• [Requirement 1] Copy out the stretch of the Poirot series passage from "Clive Exton adapted" through "Mark Gatiss alone." word for word.
• [Requirement 2] Condense the paragraph of the Poirot series passage that opens with "Series 9–12 lack" into a bulleted list that keeps its main facts.

Florin Court was used to represent Whitehaven Mansions

Series 9–12 lack Hugh Fraser, Phillip Jackson and Pauline Moran, who had appeared in the previous series (excepting series 4, where Moran is absent). Series 10 (2006) introduced Zoë Wanamaker as the eccentric crime novelist Ariadne Oliver and David Yelland as Poirot's dependable valet, George — a character that had been introduced in the early Poirot novels, but was left out of the early adaptations in order to develop the character of Miss Lemon. The introduction of Wanamaker and Yelland's characters and the absence of the other characters is generally consistent with the stories on which the scripts were based. Hugh Fraser and David Yelland[6] returned for two episodes of the final series: (The Big Four and Curtain), with Phillip Jackson and Pauline Moran[7] returning for the adaptation of The Big Four. Zoe Wanamaker also returned for the adaptations of Elephants Can Remember and Dead Man's Folly.

Clive Exton adapted seven novels and fourteen short stories for the series, including The ABC Murders and, more controversially, The Murder of Roger Ackroyd,[8] which received mixed reviews from critics.[5] Anthony Horowitz was another prolific writer for the series, adapting three novels and nine short stories,[9] while Nick Dear adapted six novels. Comedian and novelist Mark Gatiss has written three episodes and also guest-starred in the series,[10] as have Peter Flannery and Kevin Elyot. Ian Hallard, who co-wrote the screenplay for The Big Four with his partner Mark Gatiss, appears in the episode and also Hallowe'en Party, which was scripted by Mark Gatiss alone.

(Records from a data collection)
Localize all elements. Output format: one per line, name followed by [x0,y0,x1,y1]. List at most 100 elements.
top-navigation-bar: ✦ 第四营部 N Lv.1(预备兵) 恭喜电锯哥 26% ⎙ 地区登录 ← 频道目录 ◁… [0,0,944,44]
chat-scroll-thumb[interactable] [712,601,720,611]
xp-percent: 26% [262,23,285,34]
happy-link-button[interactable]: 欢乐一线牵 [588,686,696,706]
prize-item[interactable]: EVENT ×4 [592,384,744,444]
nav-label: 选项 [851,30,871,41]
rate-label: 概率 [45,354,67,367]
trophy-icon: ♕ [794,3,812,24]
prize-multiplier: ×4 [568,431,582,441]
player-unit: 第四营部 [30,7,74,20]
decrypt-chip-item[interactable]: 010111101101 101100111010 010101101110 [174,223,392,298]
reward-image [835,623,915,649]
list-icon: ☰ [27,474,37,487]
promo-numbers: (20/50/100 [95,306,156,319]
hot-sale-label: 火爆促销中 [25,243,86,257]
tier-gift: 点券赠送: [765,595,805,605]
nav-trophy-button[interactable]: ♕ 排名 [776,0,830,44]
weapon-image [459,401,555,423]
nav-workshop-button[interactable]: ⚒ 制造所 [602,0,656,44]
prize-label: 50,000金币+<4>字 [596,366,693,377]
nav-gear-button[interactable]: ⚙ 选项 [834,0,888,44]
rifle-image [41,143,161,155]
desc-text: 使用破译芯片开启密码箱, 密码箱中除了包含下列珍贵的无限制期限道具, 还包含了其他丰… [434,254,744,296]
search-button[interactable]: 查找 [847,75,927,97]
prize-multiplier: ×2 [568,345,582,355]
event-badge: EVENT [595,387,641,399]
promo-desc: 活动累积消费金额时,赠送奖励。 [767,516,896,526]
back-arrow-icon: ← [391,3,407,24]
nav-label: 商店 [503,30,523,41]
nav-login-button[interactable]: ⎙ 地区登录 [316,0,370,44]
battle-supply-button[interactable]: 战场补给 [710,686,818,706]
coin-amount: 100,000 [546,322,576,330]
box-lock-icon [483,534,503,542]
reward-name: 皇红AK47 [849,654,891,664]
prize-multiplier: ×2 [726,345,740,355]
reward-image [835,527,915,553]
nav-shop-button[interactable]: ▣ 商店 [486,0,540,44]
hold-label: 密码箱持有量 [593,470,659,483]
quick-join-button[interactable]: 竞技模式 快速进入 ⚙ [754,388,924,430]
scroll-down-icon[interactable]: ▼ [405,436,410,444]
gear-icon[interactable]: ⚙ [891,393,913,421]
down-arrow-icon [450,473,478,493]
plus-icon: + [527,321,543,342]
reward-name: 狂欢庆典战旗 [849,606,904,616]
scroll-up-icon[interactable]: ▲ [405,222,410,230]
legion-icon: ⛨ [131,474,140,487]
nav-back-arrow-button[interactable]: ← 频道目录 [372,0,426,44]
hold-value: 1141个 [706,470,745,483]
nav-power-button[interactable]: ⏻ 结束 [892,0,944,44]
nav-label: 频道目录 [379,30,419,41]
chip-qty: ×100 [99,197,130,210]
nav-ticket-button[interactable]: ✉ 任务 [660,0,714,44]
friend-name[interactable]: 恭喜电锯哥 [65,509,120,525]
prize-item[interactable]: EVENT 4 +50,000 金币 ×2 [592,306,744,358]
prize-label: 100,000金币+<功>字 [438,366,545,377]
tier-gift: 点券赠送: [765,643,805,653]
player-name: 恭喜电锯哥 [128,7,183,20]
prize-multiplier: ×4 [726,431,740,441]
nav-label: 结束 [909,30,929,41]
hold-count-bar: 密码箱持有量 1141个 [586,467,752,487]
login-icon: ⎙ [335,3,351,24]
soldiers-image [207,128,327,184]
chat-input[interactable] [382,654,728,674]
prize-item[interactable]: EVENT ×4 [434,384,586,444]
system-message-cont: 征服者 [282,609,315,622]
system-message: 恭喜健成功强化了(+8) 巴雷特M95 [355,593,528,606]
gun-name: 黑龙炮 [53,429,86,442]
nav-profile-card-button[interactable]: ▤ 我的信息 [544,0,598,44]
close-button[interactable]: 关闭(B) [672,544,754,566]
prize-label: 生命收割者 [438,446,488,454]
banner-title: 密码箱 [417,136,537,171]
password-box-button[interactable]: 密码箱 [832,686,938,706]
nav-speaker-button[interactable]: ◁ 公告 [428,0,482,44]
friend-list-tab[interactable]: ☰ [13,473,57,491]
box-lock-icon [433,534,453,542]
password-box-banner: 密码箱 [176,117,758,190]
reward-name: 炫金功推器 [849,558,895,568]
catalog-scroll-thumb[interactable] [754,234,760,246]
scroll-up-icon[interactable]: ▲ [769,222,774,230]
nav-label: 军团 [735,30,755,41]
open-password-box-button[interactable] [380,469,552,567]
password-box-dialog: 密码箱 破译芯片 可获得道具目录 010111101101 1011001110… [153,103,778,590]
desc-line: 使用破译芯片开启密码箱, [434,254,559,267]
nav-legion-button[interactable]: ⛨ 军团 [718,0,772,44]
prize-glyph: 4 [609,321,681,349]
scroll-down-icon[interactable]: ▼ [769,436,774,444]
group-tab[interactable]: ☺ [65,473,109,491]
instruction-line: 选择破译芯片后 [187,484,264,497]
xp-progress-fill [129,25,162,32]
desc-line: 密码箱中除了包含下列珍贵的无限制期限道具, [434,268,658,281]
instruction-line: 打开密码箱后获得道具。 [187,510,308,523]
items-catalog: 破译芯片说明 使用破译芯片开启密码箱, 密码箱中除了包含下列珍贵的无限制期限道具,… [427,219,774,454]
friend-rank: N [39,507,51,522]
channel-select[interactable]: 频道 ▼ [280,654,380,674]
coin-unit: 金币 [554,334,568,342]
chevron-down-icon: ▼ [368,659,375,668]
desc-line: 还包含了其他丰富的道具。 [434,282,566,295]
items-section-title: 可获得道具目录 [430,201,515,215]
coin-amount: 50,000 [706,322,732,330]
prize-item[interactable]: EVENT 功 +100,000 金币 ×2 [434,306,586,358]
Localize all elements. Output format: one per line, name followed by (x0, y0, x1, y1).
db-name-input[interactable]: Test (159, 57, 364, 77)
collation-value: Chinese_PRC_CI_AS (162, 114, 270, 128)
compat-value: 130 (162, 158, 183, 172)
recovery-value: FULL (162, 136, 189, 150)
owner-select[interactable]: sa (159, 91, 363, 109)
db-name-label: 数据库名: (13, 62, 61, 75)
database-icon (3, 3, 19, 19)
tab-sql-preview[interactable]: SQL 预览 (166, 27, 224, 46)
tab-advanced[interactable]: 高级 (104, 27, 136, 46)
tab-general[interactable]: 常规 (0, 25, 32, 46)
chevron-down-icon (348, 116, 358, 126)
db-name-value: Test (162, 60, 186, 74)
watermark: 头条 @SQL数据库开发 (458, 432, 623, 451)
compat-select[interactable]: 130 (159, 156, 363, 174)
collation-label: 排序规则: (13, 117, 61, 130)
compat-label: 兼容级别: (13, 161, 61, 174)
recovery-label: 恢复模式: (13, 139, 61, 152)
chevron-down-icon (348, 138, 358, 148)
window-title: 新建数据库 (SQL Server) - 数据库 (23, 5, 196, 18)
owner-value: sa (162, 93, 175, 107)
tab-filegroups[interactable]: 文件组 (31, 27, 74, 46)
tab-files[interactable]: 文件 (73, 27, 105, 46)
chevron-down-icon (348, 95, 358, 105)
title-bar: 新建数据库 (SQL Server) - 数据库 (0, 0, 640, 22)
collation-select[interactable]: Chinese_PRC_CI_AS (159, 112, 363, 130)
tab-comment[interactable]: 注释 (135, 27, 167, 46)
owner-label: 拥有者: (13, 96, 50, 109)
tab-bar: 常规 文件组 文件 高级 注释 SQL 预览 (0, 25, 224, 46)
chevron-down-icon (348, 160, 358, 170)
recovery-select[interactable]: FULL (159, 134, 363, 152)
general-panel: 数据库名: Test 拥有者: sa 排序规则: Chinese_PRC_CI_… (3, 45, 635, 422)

• [Problem solution 1]
Clive Exton adapted seven novels and fourteen short stories for the series, including The ABC Murders and, more controversially, The Murder of Roger Ackroyd,[8] which received mixed reviews from critics.[5] Anthony Horowitz was another prolific writer for the series, adapting three novels and nine short stories,[9] while Nick Dear adapted six novels. Comedian and novelist Mark Gatiss has written three episodes and also guest-starred in the series,[10] as have Peter Flannery and Kevin Elyot. Ian Hallard, who co-wrote the screenplay for The Big Four with his partner Mark Gatiss, appears in the episode and also Hallowe'en Party, which was scripted by Mark Gatiss alone.

• [Problem solution 2]
- Series 9–12 lack Hugh Fraser, Phillip Jackson and Pauline Moran, who appeared in the earlier series (except Moran in series 4).
- Series 10 (2006) added Zoë Wanamaker as crime novelist Ariadne Oliver and David Yelland as Poirot's valet, George. George appears in the early novels but was left out of the early adaptations to develop Miss Lemon.
- These cast changes generally follow the stories the scripts were based on.
- Fraser and Yelland returned for The Big Four and Curtain, and Jackson and Moran returned for The Big Four.
- Wanamaker returned for Elephants Can Remember and Dead Man's Folly.